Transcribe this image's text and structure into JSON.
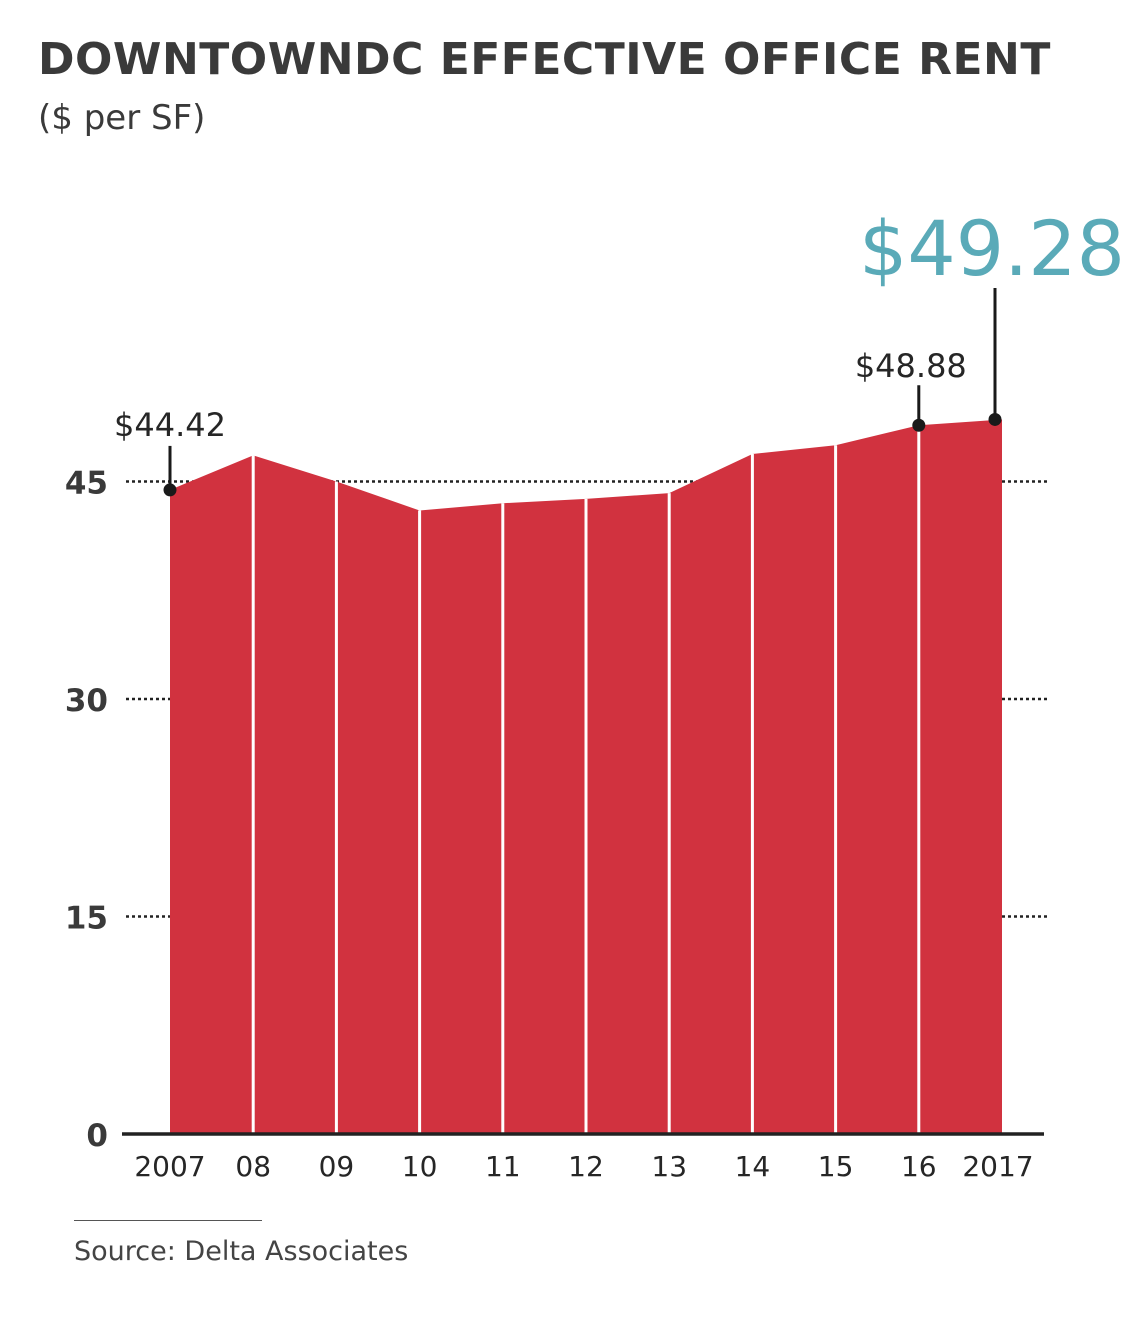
{
  "header": {
    "title": "DOWNTOWNDC EFFECTIVE OFFICE RENT",
    "subtitle": "($ per SF)"
  },
  "footer": {
    "source": "Source: Delta Associates"
  },
  "colors": {
    "area": "#d1323f",
    "highlight": "#5aaab8",
    "text": "#262626"
  },
  "chart_data": {
    "type": "area",
    "title": "DOWNTOWNDC EFFECTIVE OFFICE RENT",
    "subtitle": "($ per SF)",
    "xlabel": "",
    "ylabel": "",
    "categories": [
      "2007",
      "08",
      "09",
      "10",
      "11",
      "12",
      "13",
      "14",
      "15",
      "16",
      "2017"
    ],
    "values": [
      44.42,
      46.8,
      45.0,
      43.0,
      43.5,
      43.8,
      44.2,
      46.9,
      47.5,
      48.88,
      49.28
    ],
    "ylim": [
      0,
      50
    ],
    "yticks": [
      0,
      15,
      30,
      45
    ],
    "gridlines": [
      15,
      30,
      45
    ],
    "annotations": [
      {
        "index": 0,
        "text": "$44.42"
      },
      {
        "index": 9,
        "text": "$48.88"
      },
      {
        "index": 10,
        "text": "$49.28"
      }
    ]
  }
}
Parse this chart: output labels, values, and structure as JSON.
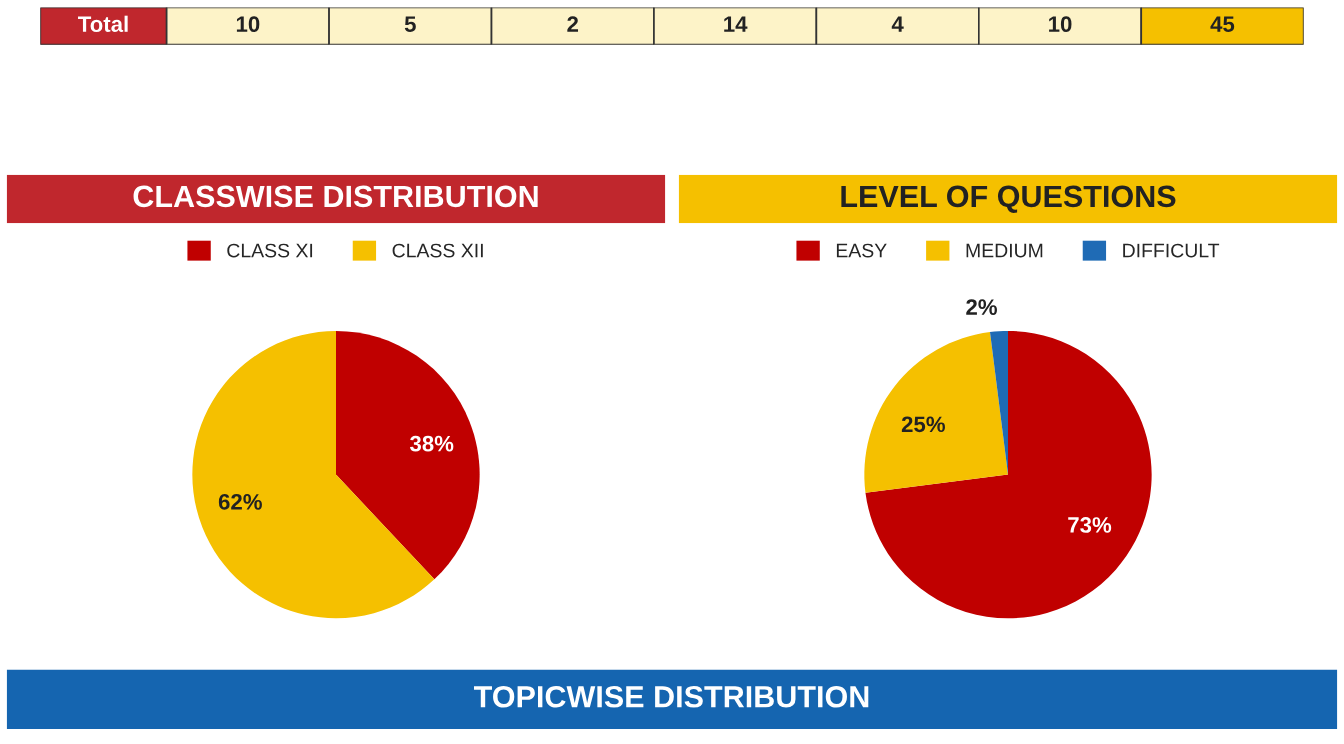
{
  "chart_data": [
    {
      "type": "other",
      "annotations": [
        "Total",
        "10",
        "5",
        "2",
        "14",
        "4",
        "10",
        "45"
      ]
    },
    {
      "type": "pie",
      "title": "CLASSWISE DISTRIBUTION",
      "categories": [
        "CLASS XI",
        "CLASS XII"
      ],
      "values": [
        38,
        62
      ],
      "colors": [
        "#c00000",
        "#f5c000"
      ],
      "value_labels": [
        "38%",
        "62%"
      ],
      "legend": "top"
    },
    {
      "type": "pie",
      "title": "LEVEL OF QUESTIONS",
      "categories": [
        "EASY",
        "MEDIUM",
        "DIFFICULT"
      ],
      "values": [
        73,
        25,
        2
      ],
      "colors": [
        "#c00000",
        "#f5c000",
        "#1f6bb5"
      ],
      "value_labels": [
        "73%",
        "25%",
        "2%"
      ],
      "legend": "top"
    },
    {
      "type": "other",
      "title": "TOPICWISE DISTRIBUTION"
    }
  ]
}
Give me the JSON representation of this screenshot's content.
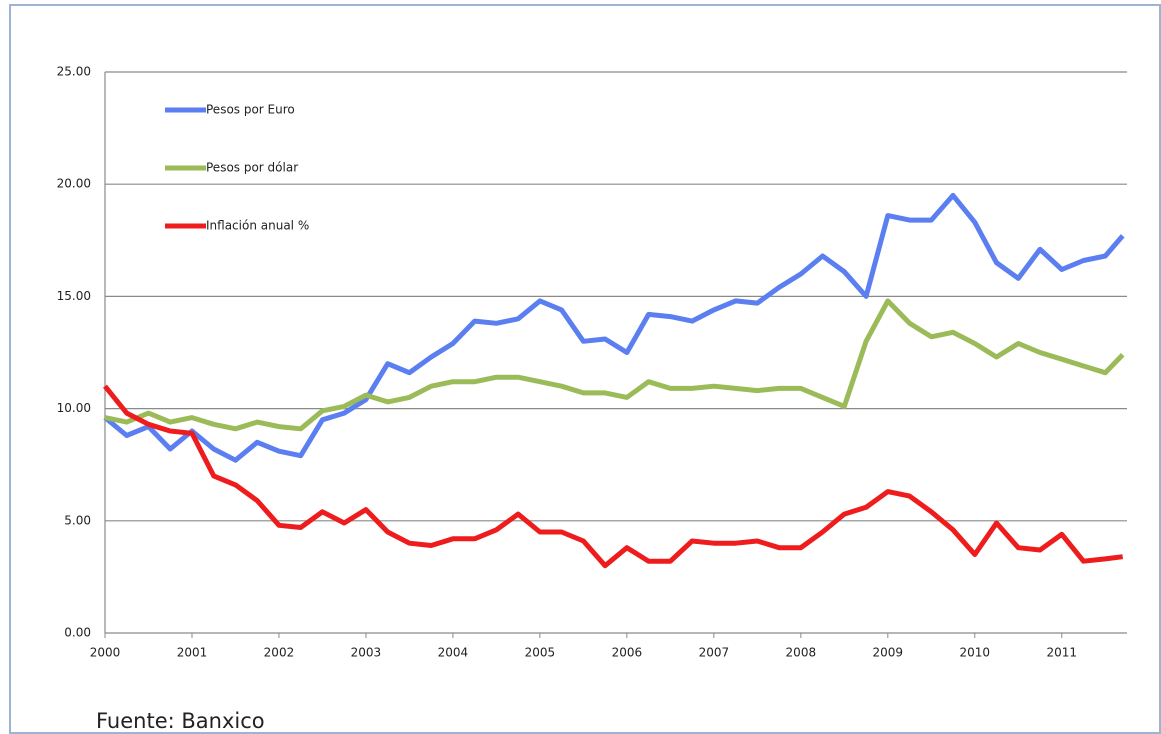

◆ Set task:
Output the data exactly. Pictures don't belong in the result.

◆ Result of this task:
Transcribe this image's text and structure into JSON.
{
  "header": {
    "title": "DOWNTOWNDC EFFECTIVE OFFICE RENT",
    "subtitle": "($ per SF)"
  },
  "footer": {
    "source": "Source: Delta Associates"
  },
  "colors": {
    "area": "#d1323f",
    "highlight": "#5aaab8",
    "text": "#262626"
  },
  "chart_data": {
    "type": "area",
    "title": "DOWNTOWNDC EFFECTIVE OFFICE RENT",
    "subtitle": "($ per SF)",
    "xlabel": "",
    "ylabel": "",
    "categories": [
      "2007",
      "08",
      "09",
      "10",
      "11",
      "12",
      "13",
      "14",
      "15",
      "16",
      "2017"
    ],
    "values": [
      44.42,
      46.8,
      45.0,
      43.0,
      43.5,
      43.8,
      44.2,
      46.9,
      47.5,
      48.88,
      49.28
    ],
    "ylim": [
      0,
      50
    ],
    "yticks": [
      0,
      15,
      30,
      45
    ],
    "gridlines": [
      15,
      30,
      45
    ],
    "annotations": [
      {
        "index": 0,
        "text": "$44.42"
      },
      {
        "index": 9,
        "text": "$48.88"
      },
      {
        "index": 10,
        "text": "$49.28"
      }
    ]
  }
}
Parse this chart: output labels, values, and structure as JSON.
{
  "chart_data": [
    {
      "type": "other",
      "annotations": [
        "Total",
        "10",
        "5",
        "2",
        "14",
        "4",
        "10",
        "45"
      ]
    },
    {
      "type": "pie",
      "title": "CLASSWISE DISTRIBUTION",
      "categories": [
        "CLASS XI",
        "CLASS XII"
      ],
      "values": [
        38,
        62
      ],
      "colors": [
        "#c00000",
        "#f5c000"
      ],
      "value_labels": [
        "38%",
        "62%"
      ],
      "legend": "top"
    },
    {
      "type": "pie",
      "title": "LEVEL OF QUESTIONS",
      "categories": [
        "EASY",
        "MEDIUM",
        "DIFFICULT"
      ],
      "values": [
        73,
        25,
        2
      ],
      "colors": [
        "#c00000",
        "#f5c000",
        "#1f6bb5"
      ],
      "value_labels": [
        "73%",
        "25%",
        "2%"
      ],
      "legend": "top"
    },
    {
      "type": "other",
      "title": "TOPICWISE DISTRIBUTION"
    }
  ]
}
Give me the JSON representation of this screenshot's content.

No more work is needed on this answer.